### WRITTEN EXERCISE:
Copy all lines below exactly as written. Leave pictures out.

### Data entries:
=-=-=-=-=

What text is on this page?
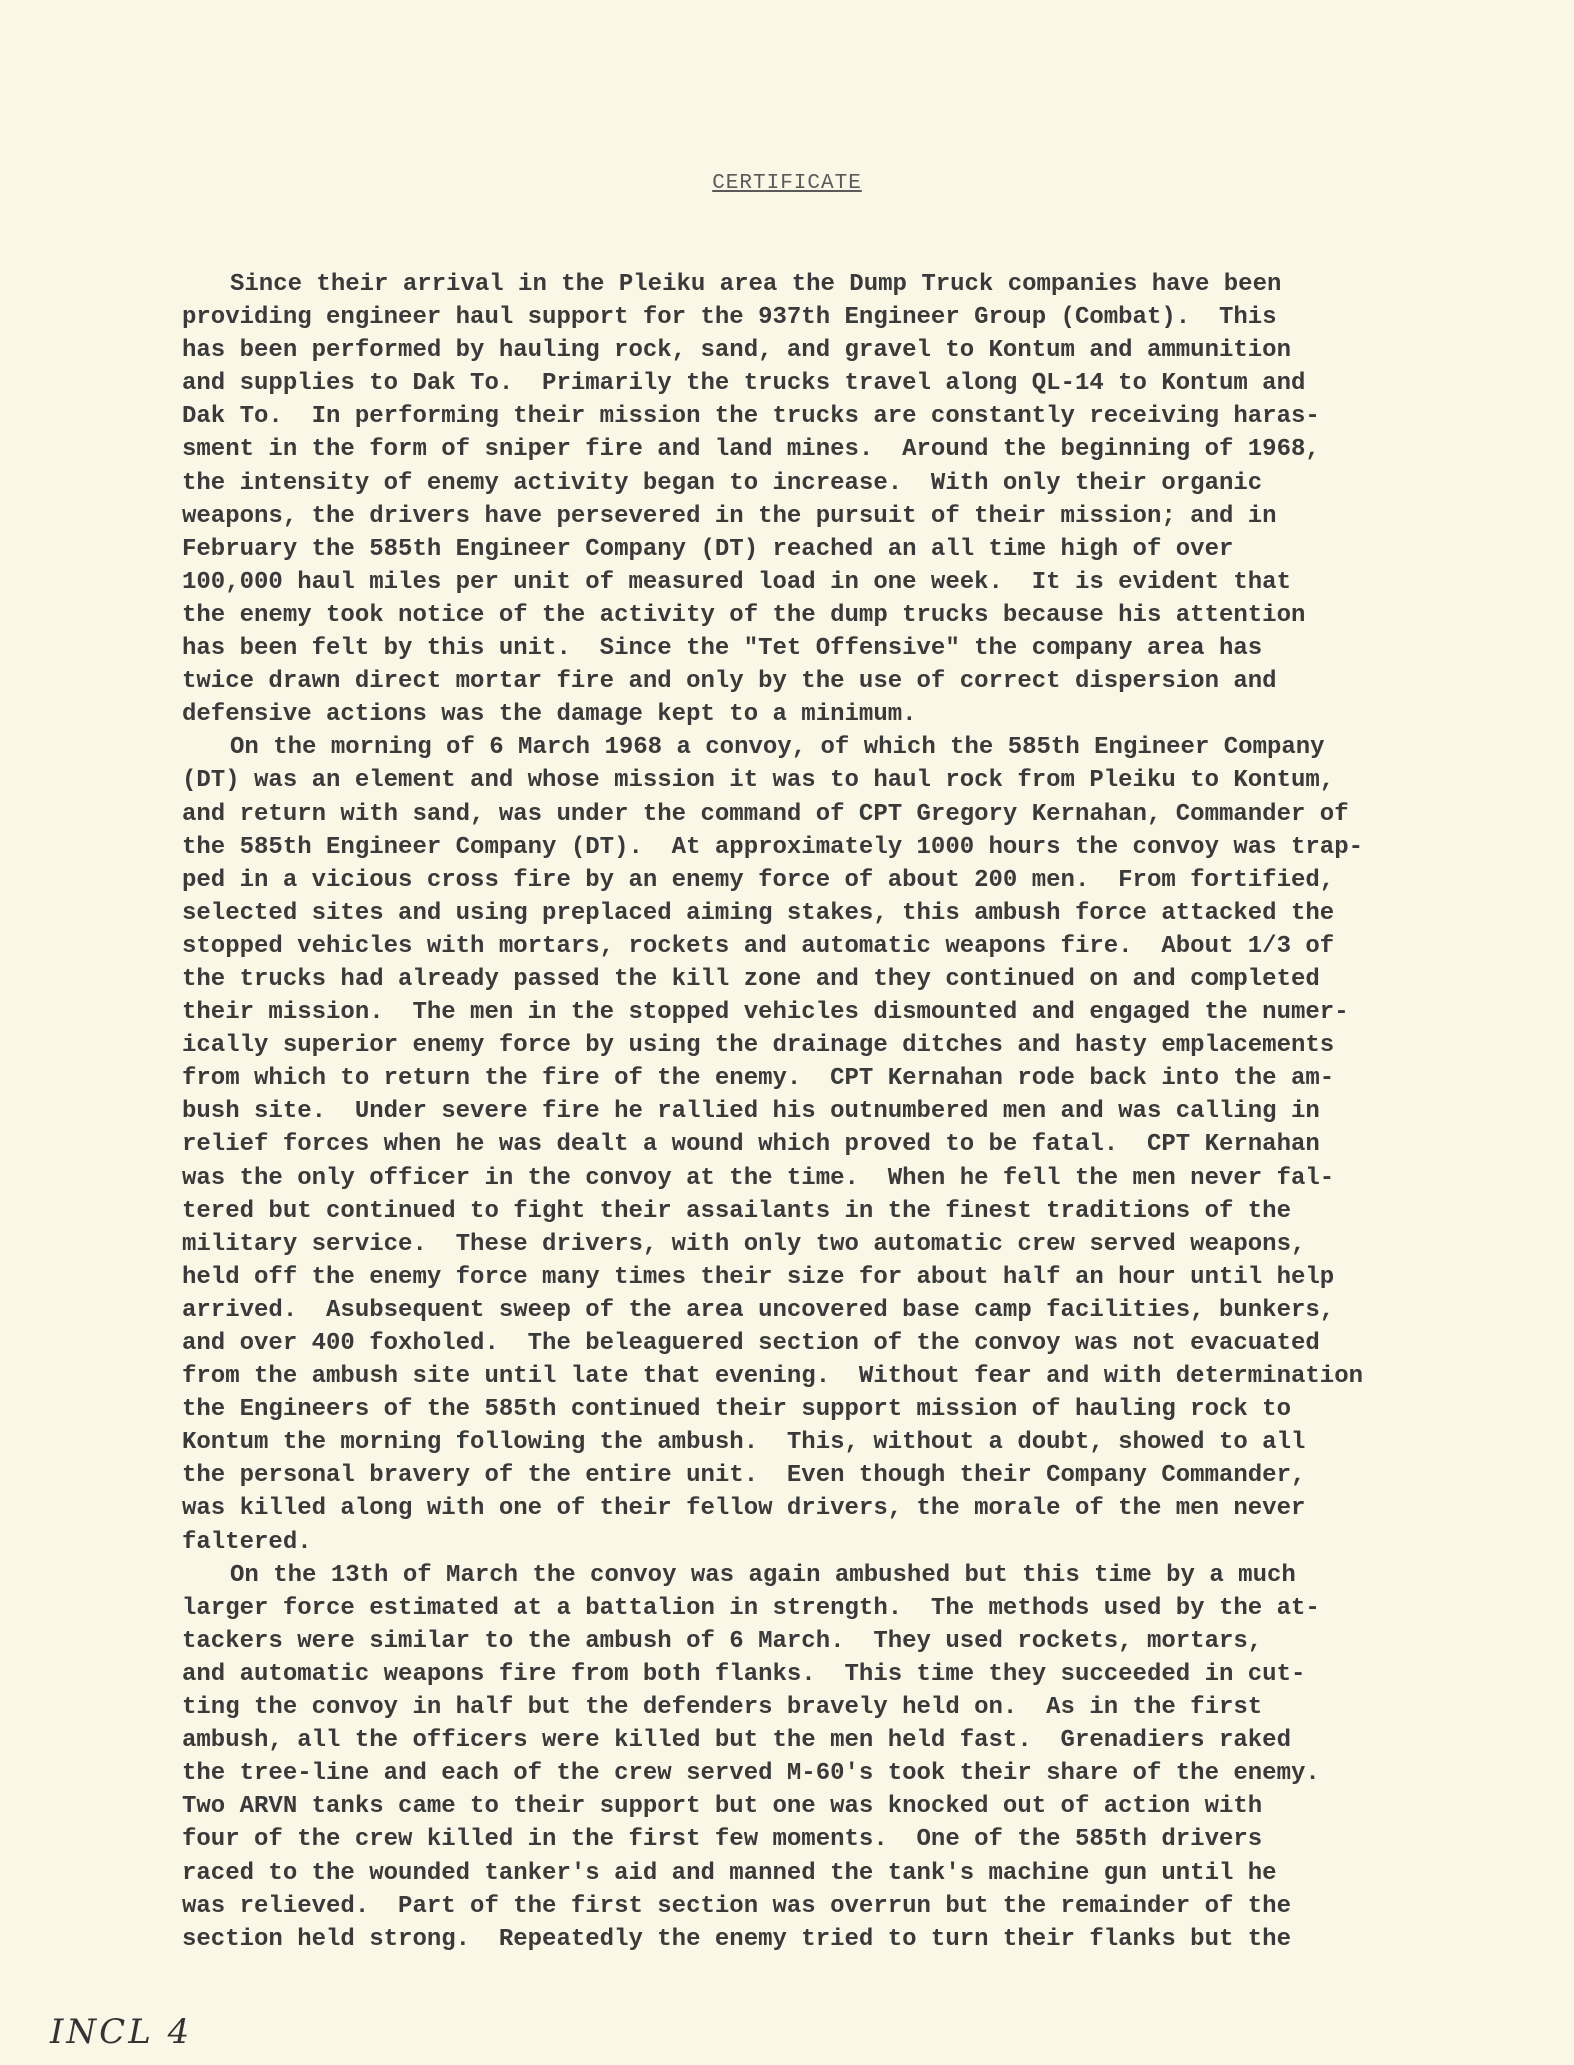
CERTIFICATE
Since their arrival in the Pleiku area the Dump Truck companies have been
providing engineer haul support for the 937th Engineer Group (Combat).  This
has been performed by hauling rock, sand, and gravel to Kontum and ammunition
and supplies to Dak To.  Primarily the trucks travel along QL-14 to Kontum and
Dak To.  In performing their mission the trucks are constantly receiving haras-
sment in the form of sniper fire and land mines.  Around the beginning of 1968,
the intensity of enemy activity began to increase.  With only their organic
weapons, the drivers have persevered in the pursuit of their mission; and in
February the 585th Engineer Company (DT) reached an all time high of over
100,000 haul miles per unit of measured load in one week.  It is evident that
the enemy took notice of the activity of the dump trucks because his attention
has been felt by this unit.  Since the "Tet Offensive" the company area has
twice drawn direct mortar fire and only by the use of correct dispersion and
defensive actions was the damage kept to a minimum.
On the morning of 6 March 1968 a convoy, of which the 585th Engineer Company
(DT) was an element and whose mission it was to haul rock from Pleiku to Kontum,
and return with sand, was under the command of CPT Gregory Kernahan, Commander of
the 585th Engineer Company (DT).  At approximately 1000 hours the convoy was trap-
ped in a vicious cross fire by an enemy force of about 200 men.  From fortified,
selected sites and using preplaced aiming stakes, this ambush force attacked the
stopped vehicles with mortars, rockets and automatic weapons fire.  About 1/3 of
the trucks had already passed the kill zone and they continued on and completed
their mission.  The men in the stopped vehicles dismounted and engaged the numer-
ically superior enemy force by using the drainage ditches and hasty emplacements
from which to return the fire of the enemy.  CPT Kernahan rode back into the am-
bush site.  Under severe fire he rallied his outnumbered men and was calling in
relief forces when he was dealt a wound which proved to be fatal.  CPT Kernahan
was the only officer in the convoy at the time.  When he fell the men never fal-
tered but continued to fight their assailants in the finest traditions of the
military service.  These drivers, with only two automatic crew served weapons,
held off the enemy force many times their size for about half an hour until help
arrived.  Asubsequent sweep of the area uncovered base camp facilities, bunkers,
and over 400 foxholed.  The beleaguered section of the convoy was not evacuated
from the ambush site until late that evening.  Without fear and with determination
the Engineers of the 585th continued their support mission of hauling rock to
Kontum the morning following the ambush.  This, without a doubt, showed to all
the personal bravery of the entire unit.  Even though their Company Commander,
was killed along with one of their fellow drivers, the morale of the men never
faltered.
On the 13th of March the convoy was again ambushed but this time by a much
larger force estimated at a battalion in strength.  The methods used by the at-
tackers were similar to the ambush of 6 March.  They used rockets, mortars,
and automatic weapons fire from both flanks.  This time they succeeded in cut-
ting the convoy in half but the defenders bravely held on.  As in the first
ambush, all the officers were killed but the men held fast.  Grenadiers raked
the tree-line and each of the crew served M-60's took their share of the enemy.
Two ARVN tanks came to their support but one was knocked out of action with
four of the crew killed in the first few moments.  One of the 585th drivers
raced to the wounded tanker's aid and manned the tank's machine gun until he
was relieved.  Part of the first section was overrun but the remainder of the
section held strong.  Repeatedly the enemy tried to turn their flanks but the
INCL 4
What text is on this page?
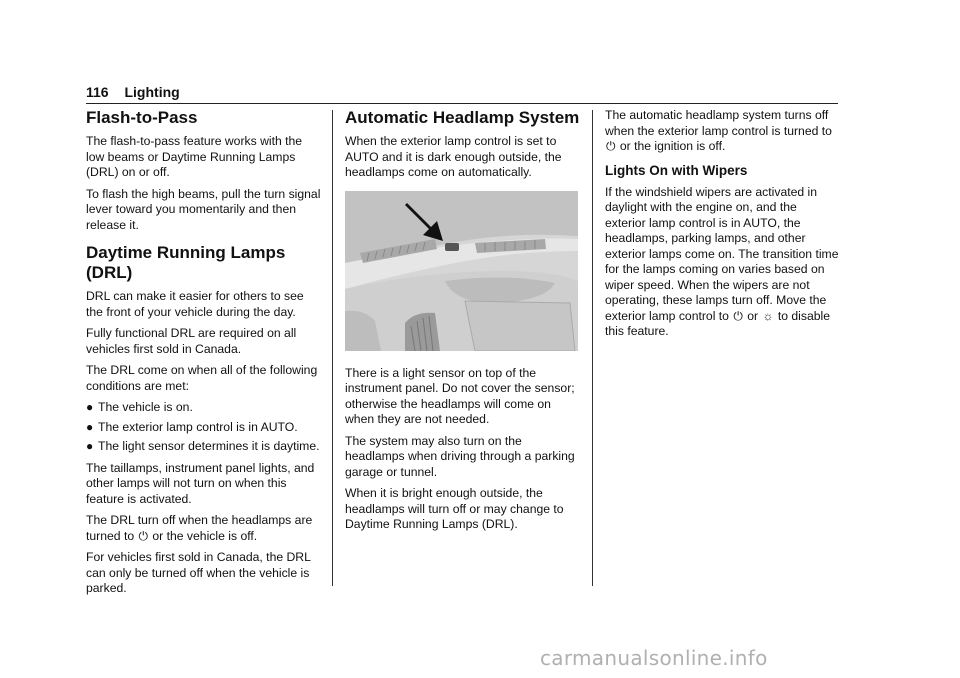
116 Lighting
Flash-to-Pass

The flash-to-pass feature works with the low beams or Daytime Running Lamps (DRL) on or off.

To flash the high beams, pull the turn signal lever toward you momentarily and then release it.

Daytime Running Lamps (DRL)

DRL can make it easier for others to see the front of your vehicle during the day.

Fully functional DRL are required on all vehicles first sold in Canada.

The DRL come on when all of the following conditions are met:

● The vehicle is on.
● The exterior lamp control is in AUTO.
● The light sensor determines it is daytime.

The taillamps, instrument panel lights, and other lamps will not turn on when this feature is activated.

The DRL turn off when the headlamps are turned to ⏻ or the vehicle is off.

For vehicles first sold in Canada, the DRL can only be turned off when the vehicle is parked.

Automatic Headlamp System

When the exterior lamp control is set to AUTO and it is dark enough outside, the headlamps come on automatically.

There is a light sensor on top of the instrument panel. Do not cover the sensor; otherwise the headlamps will come on when they are not needed.

The system may also turn on the headlamps when driving through a parking garage or tunnel.

When it is bright enough outside, the headlamps will turn off or may change to Daytime Running Lamps (DRL).

The automatic headlamp system turns off when the exterior lamp control is turned to
⏻ or the ignition is off.

Lights On with Wipers

If the windshield wipers are activated in daylight with the engine on, and the exterior lamp control is in AUTO, the headlamps, parking lamps, and other exterior lamps come on. The transition time for the lamps coming on varies based on wiper speed. When the wipers are not operating, these lamps turn off. Move the exterior lamp control to ⏻ or ☼ to disable this feature.

carmanualsonline.info
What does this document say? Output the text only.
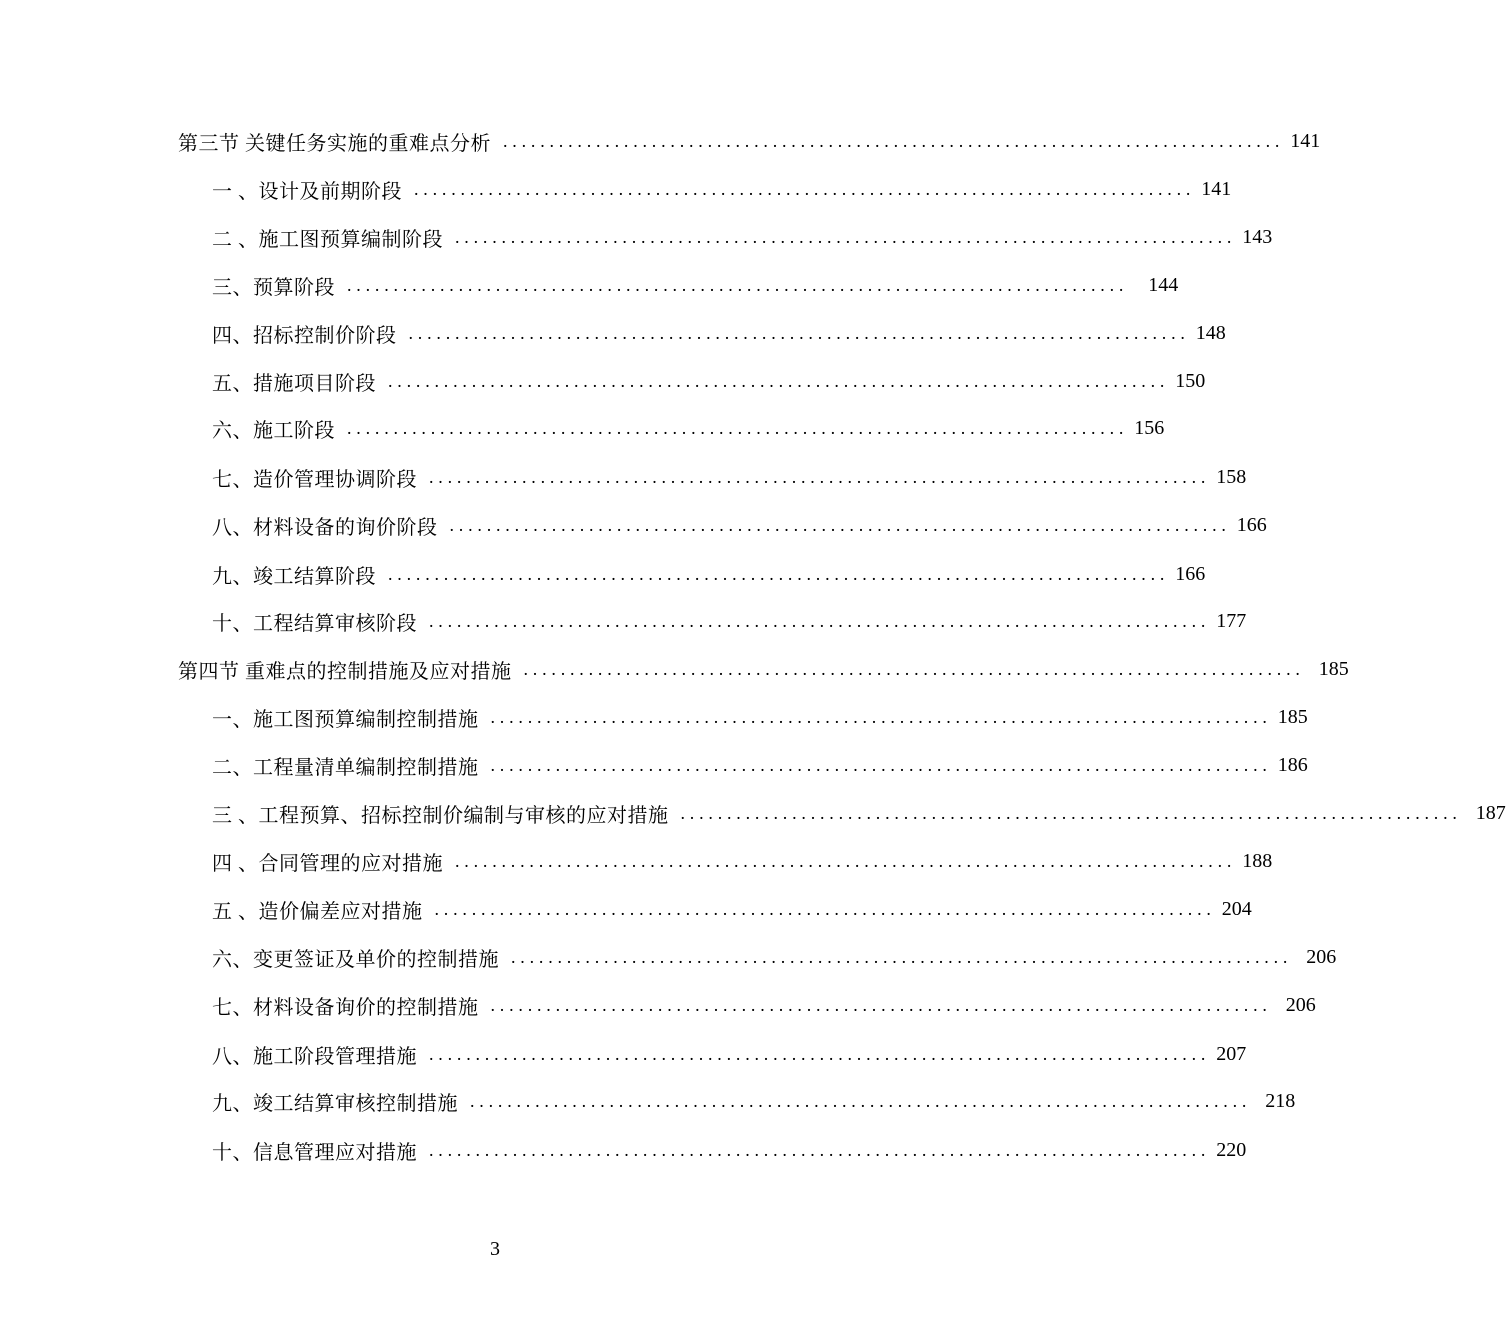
第三节 关键任务实施的重难点分析 .................................................................................... 141
一 、设计及前期阶段 .................................................................................... 141
二 、施工图预算编制阶段 .................................................................................... 143
三、预算阶段 .................................................................................... 144
四、招标控制价阶段 .................................................................................... 148
五、措施项目阶段 .................................................................................... 150
六、施工阶段 .................................................................................... 156
七、造价管理协调阶段 .................................................................................... 158
八、材料设备的询价阶段 .................................................................................... 166
九、竣工结算阶段 .................................................................................... 166
十、工程结算审核阶段 .................................................................................... 177
第四节 重难点的控制措施及应对措施 .................................................................................... 185
一、施工图预算编制控制措施 .................................................................................... 185
二、工程量清单编制控制措施 .................................................................................... 186
三 、工程预算、招标控制价编制与审核的应对措施 .................................................................................... 187
四 、合同管理的应对措施 .................................................................................... 188
五 、造价偏差应对措施 .................................................................................... 204
六、变更签证及单价的控制措施 .................................................................................... 206
七、材料设备询价的控制措施 .................................................................................... 206
八、施工阶段管理措施 .................................................................................... 207
九、竣工结算审核控制措施 .................................................................................... 218
十、信息管理应对措施 .................................................................................... 220
3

=-=-=-=-=

### EXPECTED ANSWER:
What text is on this page?
CERTIFICATE
Since their arrival in the Pleiku area the Dump Truck companies have been
providing engineer haul support for the 937th Engineer Group (Combat).  This
has been performed by hauling rock, sand, and gravel to Kontum and ammunition
and supplies to Dak To.  Primarily the trucks travel along QL-14 to Kontum and
Dak To.  In performing their mission the trucks are constantly receiving haras-
sment in the form of sniper fire and land mines.  Around the beginning of 1968,
the intensity of enemy activity began to increase.  With only their organic
weapons, the drivers have persevered in the pursuit of their mission; and in
February the 585th Engineer Company (DT) reached an all time high of over
100,000 haul miles per unit of measured load in one week.  It is evident that
the enemy took notice of the activity of the dump trucks because his attention
has been felt by this unit.  Since the "Tet Offensive" the company area has
twice drawn direct mortar fire and only by the use of correct dispersion and
defensive actions was the damage kept to a minimum.
On the morning of 6 March 1968 a convoy, of which the 585th Engineer Company
(DT) was an element and whose mission it was to haul rock from Pleiku to Kontum,
and return with sand, was under the command of CPT Gregory Kernahan, Commander of
the 585th Engineer Company (DT).  At approximately 1000 hours the convoy was trap-
ped in a vicious cross fire by an enemy force of about 200 men.  From fortified,
selected sites and using preplaced aiming stakes, this ambush force attacked the
stopped vehicles with mortars, rockets and automatic weapons fire.  About 1/3 of
the trucks had already passed the kill zone and they continued on and completed
their mission.  The men in the stopped vehicles dismounted and engaged the numer-
ically superior enemy force by using the drainage ditches and hasty emplacements
from which to return the fire of the enemy.  CPT Kernahan rode back into the am-
bush site.  Under severe fire he rallied his outnumbered men and was calling in
relief forces when he was dealt a wound which proved to be fatal.  CPT Kernahan
was the only officer in the convoy at the time.  When he fell the men never fal-
tered but continued to fight their assailants in the finest traditions of the
military service.  These drivers, with only two automatic crew served weapons,
held off the enemy force many times their size for about half an hour until help
arrived.  Asubsequent sweep of the area uncovered base camp facilities, bunkers,
and over 400 foxholed.  The beleaguered section of the convoy was not evacuated
from the ambush site until late that evening.  Without fear and with determination
the Engineers of the 585th continued their support mission of hauling rock to
Kontum the morning following the ambush.  This, without a doubt, showed to all
the personal bravery of the entire unit.  Even though their Company Commander,
was killed along with one of their fellow drivers, the morale of the men never
faltered.
On the 13th of March the convoy was again ambushed but this time by a much
larger force estimated at a battalion in strength.  The methods used by the at-
tackers were similar to the ambush of 6 March.  They used rockets, mortars,
and automatic weapons fire from both flanks.  This time they succeeded in cut-
ting the convoy in half but the defenders bravely held on.  As in the first
ambush, all the officers were killed but the men held fast.  Grenadiers raked
the tree-line and each of the crew served M-60's took their share of the enemy.
Two ARVN tanks came to their support but one was knocked out of action with
four of the crew killed in the first few moments.  One of the 585th drivers
raced to the wounded tanker's aid and manned the tank's machine gun until he
was relieved.  Part of the first section was overrun but the remainder of the
section held strong.  Repeatedly the enemy tried to turn their flanks but the
INCL 4
What text is on this page?
116 Lighting
Flash-to-Pass

The flash-to-pass feature works with the low beams or Daytime Running Lamps (DRL) on or off.

To flash the high beams, pull the turn signal lever toward you momentarily and then release it.

Daytime Running Lamps (DRL)

DRL can make it easier for others to see the front of your vehicle during the day.

Fully functional DRL are required on all vehicles first sold in Canada.

The DRL come on when all of the following conditions are met:

● The vehicle is on.
● The exterior lamp control is in AUTO.
● The light sensor determines it is daytime.

The taillamps, instrument panel lights, and other lamps will not turn on when this feature is activated.

The DRL turn off when the headlamps are turned to ⏻ or the vehicle is off.

For vehicles first sold in Canada, the DRL can only be turned off when the vehicle is parked.

Automatic Headlamp System

When the exterior lamp control is set to AUTO and it is dark enough outside, the headlamps come on automatically.

There is a light sensor on top of the instrument panel. Do not cover the sensor; otherwise the headlamps will come on when they are not needed.

The system may also turn on the headlamps when driving through a parking garage or tunnel.

When it is bright enough outside, the headlamps will turn off or may change to Daytime Running Lamps (DRL).

The automatic headlamp system turns off when the exterior lamp control is turned to
⏻ or the ignition is off.

Lights On with Wipers

If the windshield wipers are activated in daylight with the engine on, and the exterior lamp control is in AUTO, the headlamps, parking lamps, and other exterior lamps come on. The transition time for the lamps coming on varies based on wiper speed. When the wipers are not operating, these lamps turn off. Move the exterior lamp control to ⏻ or ☼ to disable this feature.

carmanualsonline.info
What does this document say? Output the text only.
第三节 关键任务实施的重难点分析 .................................................................................... 141
一 、设计及前期阶段 .................................................................................... 141
二 、施工图预算编制阶段 .................................................................................... 143
三、预算阶段 .................................................................................... 144
四、招标控制价阶段 .................................................................................... 148
五、措施项目阶段 .................................................................................... 150
六、施工阶段 .................................................................................... 156
七、造价管理协调阶段 .................................................................................... 158
八、材料设备的询价阶段 .................................................................................... 166
九、竣工结算阶段 .................................................................................... 166
十、工程结算审核阶段 .................................................................................... 177
第四节 重难点的控制措施及应对措施 .................................................................................... 185
一、施工图预算编制控制措施 .................................................................................... 185
二、工程量清单编制控制措施 .................................................................................... 186
三 、工程预算、招标控制价编制与审核的应对措施 .................................................................................... 187
四 、合同管理的应对措施 .................................................................................... 188
五 、造价偏差应对措施 .................................................................................... 204
六、变更签证及单价的控制措施 .................................................................................... 206
七、材料设备询价的控制措施 .................................................................................... 206
八、施工阶段管理措施 .................................................................................... 207
九、竣工结算审核控制措施 .................................................................................... 218
十、信息管理应对措施 .................................................................................... 220
3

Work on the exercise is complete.